ASSIGNED TASK. Anywhere the string "ylabel" shows up in the listing below, copy the line it is in.
** Opening SUPPLIED MATERIAL block **
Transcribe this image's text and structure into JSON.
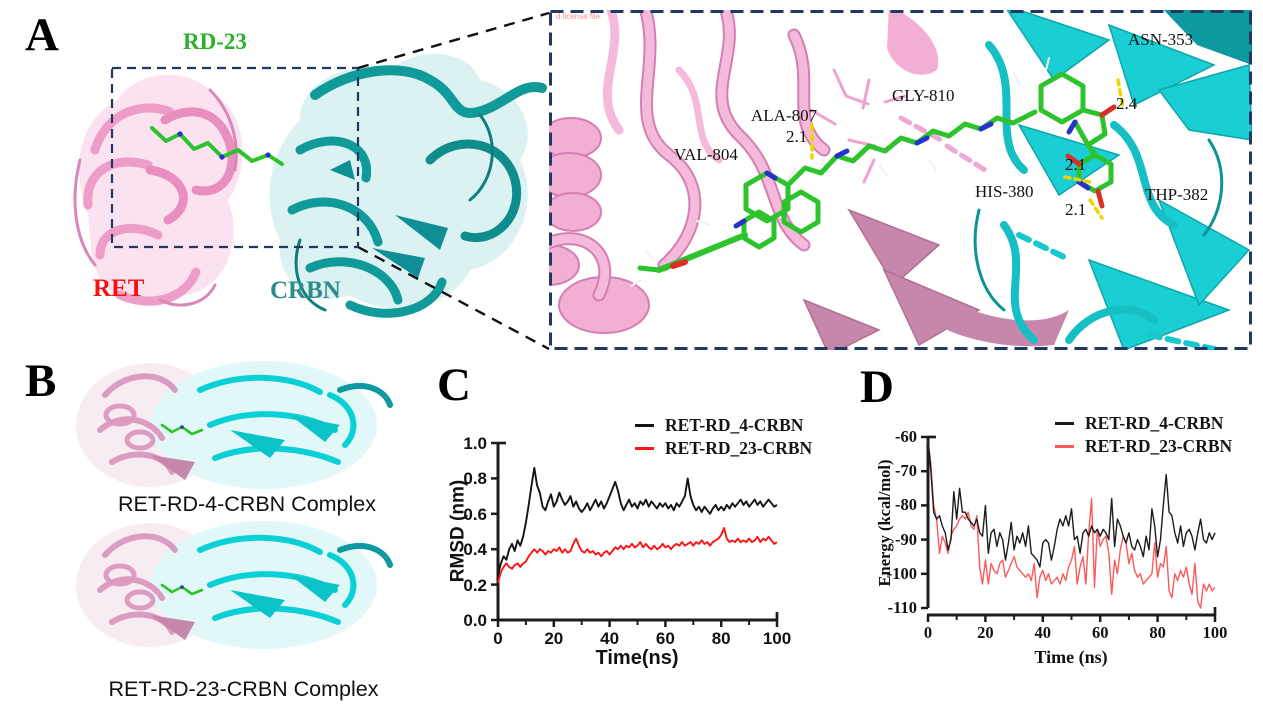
{
  "figure": {
    "panel_labels": [
      "A",
      "B",
      "C",
      "D"
    ],
    "panel_a": {
      "ligand_label": "RD-23",
      "left_protein_label": "RET",
      "right_protein_label": "CRBN",
      "inset": {
        "watermark": "d license file",
        "residues": [
          "VAL-804",
          "ALA-807",
          "GLY-810",
          "ASN-353",
          "HIS-380",
          "THP-382"
        ],
        "distances": [
          "2.1",
          "2.4",
          "2.1",
          "2.1"
        ]
      }
    },
    "panel_b": {
      "captions": [
        "RET-RD-4-CRBN Complex",
        "RET-RD-23-CRBN Complex"
      ]
    }
  },
  "colors": {
    "ret_pink": "#f0a5ce",
    "ret_pink_dark": "#c687ab",
    "crbn_teal": "#119a9a",
    "crbn_cyan": "#19cfd4",
    "ligand_green": "#2dc32d",
    "nitrogen_blue": "#2633c8",
    "oxygen_red": "#d93025",
    "hbond_yellow": "#ecd500",
    "box_navy": "#1f3864",
    "label_red": "#fb0f0f",
    "label_green": "#29b129",
    "label_teal": "#2e8b8b",
    "series_black": "#141414",
    "series_red_c": "#fb1414",
    "series_red_d": "#fa5a5a"
  },
  "chart_data": [
    {
      "type": "line",
      "panel": "C",
      "title": "",
      "xlabel": "Time(ns)",
      "ylabel": "RMSD (nm)",
      "xlim": [
        0,
        100
      ],
      "ylim": [
        0.0,
        1.0
      ],
      "grid": false,
      "legend_position": "top-right",
      "line_width": 1.9,
      "x_step": 1,
      "xticks": [
        {
          "v": 0,
          "label": "0"
        },
        {
          "v": 20,
          "label": "20"
        },
        {
          "v": 40,
          "label": "40"
        },
        {
          "v": 60,
          "label": "60"
        },
        {
          "v": 80,
          "label": "80"
        },
        {
          "v": 100,
          "label": "100"
        }
      ],
      "yticks": [
        {
          "v": 0.0,
          "label": "0.0"
        },
        {
          "v": 0.2,
          "label": "0.2"
        },
        {
          "v": 0.4,
          "label": "0.4"
        },
        {
          "v": 0.6,
          "label": "0.6"
        },
        {
          "v": 0.8,
          "label": "0.8"
        },
        {
          "v": 1.0,
          "label": "1.0"
        }
      ],
      "xminor": [
        10,
        30,
        50,
        70,
        90
      ],
      "series": [
        {
          "name": "RET-RD_4-CRBN",
          "color": "#141414",
          "values": [
            0.25,
            0.32,
            0.36,
            0.34,
            0.4,
            0.43,
            0.39,
            0.45,
            0.42,
            0.47,
            0.55,
            0.65,
            0.76,
            0.86,
            0.76,
            0.72,
            0.64,
            0.62,
            0.67,
            0.71,
            0.64,
            0.67,
            0.72,
            0.68,
            0.65,
            0.67,
            0.7,
            0.64,
            0.67,
            0.63,
            0.61,
            0.63,
            0.66,
            0.62,
            0.65,
            0.68,
            0.64,
            0.67,
            0.63,
            0.66,
            0.7,
            0.74,
            0.78,
            0.73,
            0.66,
            0.62,
            0.65,
            0.68,
            0.64,
            0.66,
            0.63,
            0.67,
            0.65,
            0.68,
            0.64,
            0.67,
            0.65,
            0.63,
            0.66,
            0.64,
            0.66,
            0.63,
            0.65,
            0.62,
            0.66,
            0.64,
            0.67,
            0.7,
            0.8,
            0.7,
            0.65,
            0.62,
            0.64,
            0.61,
            0.64,
            0.62,
            0.6,
            0.63,
            0.65,
            0.62,
            0.64,
            0.62,
            0.65,
            0.63,
            0.66,
            0.64,
            0.66,
            0.68,
            0.65,
            0.67,
            0.64,
            0.66,
            0.68,
            0.65,
            0.67,
            0.64,
            0.66,
            0.68,
            0.66,
            0.64,
            0.65
          ]
        },
        {
          "name": "RET-RD_23-CRBN",
          "color": "#fb1414",
          "values": [
            0.21,
            0.27,
            0.3,
            0.32,
            0.3,
            0.29,
            0.31,
            0.32,
            0.3,
            0.32,
            0.33,
            0.36,
            0.38,
            0.4,
            0.38,
            0.4,
            0.39,
            0.37,
            0.39,
            0.38,
            0.4,
            0.39,
            0.41,
            0.38,
            0.4,
            0.38,
            0.39,
            0.43,
            0.46,
            0.42,
            0.39,
            0.38,
            0.4,
            0.38,
            0.39,
            0.37,
            0.38,
            0.36,
            0.38,
            0.39,
            0.37,
            0.39,
            0.41,
            0.4,
            0.42,
            0.4,
            0.42,
            0.41,
            0.43,
            0.41,
            0.42,
            0.44,
            0.41,
            0.43,
            0.41,
            0.4,
            0.42,
            0.4,
            0.41,
            0.43,
            0.41,
            0.42,
            0.4,
            0.42,
            0.43,
            0.42,
            0.44,
            0.42,
            0.43,
            0.44,
            0.42,
            0.44,
            0.43,
            0.45,
            0.43,
            0.44,
            0.42,
            0.44,
            0.45,
            0.46,
            0.48,
            0.52,
            0.46,
            0.44,
            0.45,
            0.44,
            0.46,
            0.44,
            0.45,
            0.44,
            0.46,
            0.44,
            0.45,
            0.47,
            0.44,
            0.46,
            0.45,
            0.47,
            0.45,
            0.43,
            0.44
          ]
        }
      ]
    },
    {
      "type": "line",
      "panel": "D",
      "title": "",
      "xlabel": "Time (ns)",
      "ylabel": "Energy (kcal/mol)",
      "xlim": [
        0,
        100
      ],
      "ylim": [
        -110,
        -60
      ],
      "grid": false,
      "legend_position": "top-right",
      "line_width": 1.4,
      "x_step": 1,
      "xticks": [
        {
          "v": 0,
          "label": "0"
        },
        {
          "v": 20,
          "label": "20"
        },
        {
          "v": 40,
          "label": "40"
        },
        {
          "v": 60,
          "label": "60"
        },
        {
          "v": 80,
          "label": "80"
        },
        {
          "v": 100,
          "label": "100"
        }
      ],
      "yticks": [
        {
          "v": -60,
          "label": "-60"
        },
        {
          "v": -70,
          "label": "-70"
        },
        {
          "v": -80,
          "label": "-80"
        },
        {
          "v": -90,
          "label": "-90"
        },
        {
          "v": -100,
          "label": "-100"
        },
        {
          "v": -110,
          "label": "-110"
        }
      ],
      "xminor": [
        10,
        30,
        50,
        70,
        90
      ],
      "series": [
        {
          "name": "RET-RD_4-CRBN",
          "color": "#1c1c1c",
          "values": [
            -60,
            -70,
            -82,
            -84,
            -83,
            -86,
            -88,
            -93,
            -90,
            -76,
            -84,
            -75,
            -82,
            -82,
            -84,
            -85,
            -86,
            -84,
            -88,
            -89,
            -80,
            -94,
            -88,
            -87,
            -92,
            -88,
            -90,
            -96,
            -91,
            -85,
            -93,
            -89,
            -91,
            -88,
            -92,
            -86,
            -94,
            -95,
            -96,
            -98,
            -91,
            -90,
            -91,
            -96,
            -92,
            -87,
            -84,
            -86,
            -83,
            -86,
            -81,
            -90,
            -89,
            -94,
            -88,
            -87,
            -89,
            -86,
            -88,
            -87,
            -89,
            -87,
            -88,
            -90,
            -78,
            -92,
            -84,
            -86,
            -89,
            -91,
            -88,
            -92,
            -93,
            -90,
            -92,
            -95,
            -89,
            -93,
            -81,
            -86,
            -95,
            -90,
            -80,
            -71,
            -82,
            -83,
            -88,
            -91,
            -86,
            -92,
            -88,
            -87,
            -89,
            -93,
            -88,
            -84,
            -90,
            -91,
            -88,
            -90,
            -88
          ]
        },
        {
          "name": "RET-RD_23-CRBN",
          "color": "#fa5a5a",
          "values": [
            -61,
            -68,
            -80,
            -84,
            -94,
            -89,
            -91,
            -94,
            -89,
            -87,
            -86,
            -84,
            -83,
            -84,
            -82,
            -86,
            -87,
            -83,
            -98,
            -103,
            -96,
            -103,
            -97,
            -99,
            -100,
            -97,
            -96,
            -101,
            -99,
            -97,
            -95,
            -98,
            -99,
            -100,
            -101,
            -100,
            -102,
            -97,
            -107,
            -101,
            -99,
            -102,
            -100,
            -103,
            -102,
            -101,
            -103,
            -100,
            -102,
            -98,
            -96,
            -92,
            -103,
            -98,
            -95,
            -103,
            -88,
            -78,
            -104,
            -87,
            -92,
            -90,
            -89,
            -94,
            -106,
            -96,
            -100,
            -93,
            -89,
            -91,
            -97,
            -94,
            -99,
            -101,
            -100,
            -103,
            -102,
            -101,
            -100,
            -91,
            -101,
            -97,
            -98,
            -92,
            -105,
            -107,
            -100,
            -102,
            -99,
            -101,
            -98,
            -103,
            -106,
            -97,
            -108,
            -110,
            -103,
            -105,
            -103,
            -105,
            -104
          ]
        }
      ]
    }
  ]
}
** Closing SUPPLIED MATERIAL block **
EXERCISE ANSWER.
      "ylabel": "RMSD (nm)",
      "ylabel": "Energy (kcal/mol)",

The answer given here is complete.